WHAT TO DO: Output every line of the data exactly as it appears.

RAW DATA:
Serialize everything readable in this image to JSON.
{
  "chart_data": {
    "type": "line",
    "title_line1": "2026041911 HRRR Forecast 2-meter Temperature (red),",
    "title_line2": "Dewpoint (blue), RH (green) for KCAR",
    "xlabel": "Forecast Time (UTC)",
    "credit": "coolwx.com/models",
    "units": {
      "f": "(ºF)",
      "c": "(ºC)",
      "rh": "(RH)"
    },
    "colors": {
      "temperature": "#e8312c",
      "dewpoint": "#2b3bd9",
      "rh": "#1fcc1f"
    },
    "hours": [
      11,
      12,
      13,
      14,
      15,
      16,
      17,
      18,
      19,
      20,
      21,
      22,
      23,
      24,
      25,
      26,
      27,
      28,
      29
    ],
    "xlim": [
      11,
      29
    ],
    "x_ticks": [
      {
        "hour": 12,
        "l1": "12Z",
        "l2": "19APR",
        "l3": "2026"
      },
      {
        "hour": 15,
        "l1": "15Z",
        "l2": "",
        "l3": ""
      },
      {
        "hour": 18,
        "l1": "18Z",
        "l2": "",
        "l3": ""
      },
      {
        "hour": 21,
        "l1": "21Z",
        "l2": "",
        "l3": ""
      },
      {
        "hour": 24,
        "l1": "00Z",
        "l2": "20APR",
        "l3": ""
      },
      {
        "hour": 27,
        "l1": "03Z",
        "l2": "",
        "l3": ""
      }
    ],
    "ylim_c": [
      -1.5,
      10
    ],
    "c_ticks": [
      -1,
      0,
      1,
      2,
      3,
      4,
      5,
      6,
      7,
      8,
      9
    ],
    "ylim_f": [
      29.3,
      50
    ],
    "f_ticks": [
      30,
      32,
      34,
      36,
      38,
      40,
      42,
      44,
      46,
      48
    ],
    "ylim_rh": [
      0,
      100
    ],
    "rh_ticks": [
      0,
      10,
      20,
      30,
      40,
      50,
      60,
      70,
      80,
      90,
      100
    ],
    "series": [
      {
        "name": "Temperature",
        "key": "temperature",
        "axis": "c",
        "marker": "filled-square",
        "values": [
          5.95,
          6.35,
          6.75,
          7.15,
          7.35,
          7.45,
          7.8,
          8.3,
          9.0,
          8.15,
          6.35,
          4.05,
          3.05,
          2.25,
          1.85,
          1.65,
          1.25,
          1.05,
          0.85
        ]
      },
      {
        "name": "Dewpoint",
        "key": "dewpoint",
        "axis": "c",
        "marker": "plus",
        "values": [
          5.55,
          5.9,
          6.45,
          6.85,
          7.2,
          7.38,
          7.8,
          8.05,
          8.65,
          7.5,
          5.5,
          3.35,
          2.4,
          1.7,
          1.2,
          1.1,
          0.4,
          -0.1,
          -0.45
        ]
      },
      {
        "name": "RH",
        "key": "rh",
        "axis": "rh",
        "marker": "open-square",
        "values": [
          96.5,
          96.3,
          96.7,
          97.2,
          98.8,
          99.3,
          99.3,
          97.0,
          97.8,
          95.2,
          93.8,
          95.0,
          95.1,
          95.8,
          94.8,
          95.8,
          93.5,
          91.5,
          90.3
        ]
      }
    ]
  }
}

THE OUTPUT:
Serialize everything readable in this image to JSON.
{
  "chart_data": {
    "type": "line",
    "title_line1": "2026041911 HRRR Forecast 2-meter Temperature (red),",
    "title_line2": "Dewpoint (blue), RH (green) for KCAR",
    "xlabel": "Forecast Time (UTC)",
    "credit": "coolwx.com/models",
    "units": {
      "f": "(ºF)",
      "c": "(ºC)",
      "rh": "(RH)"
    },
    "colors": {
      "temperature": "#e8312c",
      "dewpoint": "#2b3bd9",
      "rh": "#1fcc1f"
    },
    "hours": [
      11,
      12,
      13,
      14,
      15,
      16,
      17,
      18,
      19,
      20,
      21,
      22,
      23,
      24,
      25,
      26,
      27,
      28,
      29
    ],
    "xlim": [
      11,
      29
    ],
    "x_ticks": [
      {
        "hour": 12,
        "l1": "12Z",
        "l2": "19APR",
        "l3": "2026"
      },
      {
        "hour": 15,
        "l1": "15Z",
        "l2": "",
        "l3": ""
      },
      {
        "hour": 18,
        "l1": "18Z",
        "l2": "",
        "l3": ""
      },
      {
        "hour": 21,
        "l1": "21Z",
        "l2": "",
        "l3": ""
      },
      {
        "hour": 24,
        "l1": "00Z",
        "l2": "20APR",
        "l3": ""
      },
      {
        "hour": 27,
        "l1": "03Z",
        "l2": "",
        "l3": ""
      }
    ],
    "ylim_c": [
      -1.5,
      10
    ],
    "c_ticks": [
      -1,
      0,
      1,
      2,
      3,
      4,
      5,
      6,
      7,
      8,
      9
    ],
    "ylim_f": [
      29.3,
      50
    ],
    "f_ticks": [
      30,
      32,
      34,
      36,
      38,
      40,
      42,
      44,
      46,
      48
    ],
    "ylim_rh": [
      0,
      100
    ],
    "rh_ticks": [
      0,
      10,
      20,
      30,
      40,
      50,
      60,
      70,
      80,
      90,
      100
    ],
    "series": [
      {
        "name": "Temperature",
        "key": "temperature",
        "axis": "c",
        "marker": "filled-square",
        "values": [
          5.95,
          6.35,
          6.75,
          7.15,
          7.35,
          7.45,
          7.8,
          8.3,
          9.0,
          8.15,
          6.35,
          4.05,
          3.05,
          2.25,
          1.85,
          1.65,
          1.25,
          1.05,
          0.85
        ]
      },
      {
        "name": "Dewpoint",
        "key": "dewpoint",
        "axis": "c",
        "marker": "plus",
        "values": [
          5.55,
          5.9,
          6.45,
          6.85,
          7.2,
          7.38,
          7.8,
          8.05,
          8.65,
          7.5,
          5.5,
          3.35,
          2.4,
          1.7,
          1.2,
          1.1,
          0.4,
          -0.1,
          -0.45
        ]
      },
      {
        "name": "RH",
        "key": "rh",
        "axis": "rh",
        "marker": "open-square",
        "values": [
          96.5,
          96.3,
          96.7,
          97.2,
          98.8,
          99.3,
          99.3,
          97.0,
          97.8,
          95.2,
          93.8,
          95.0,
          95.1,
          95.8,
          94.8,
          95.8,
          93.5,
          91.5,
          90.3
        ]
      }
    ]
  }
}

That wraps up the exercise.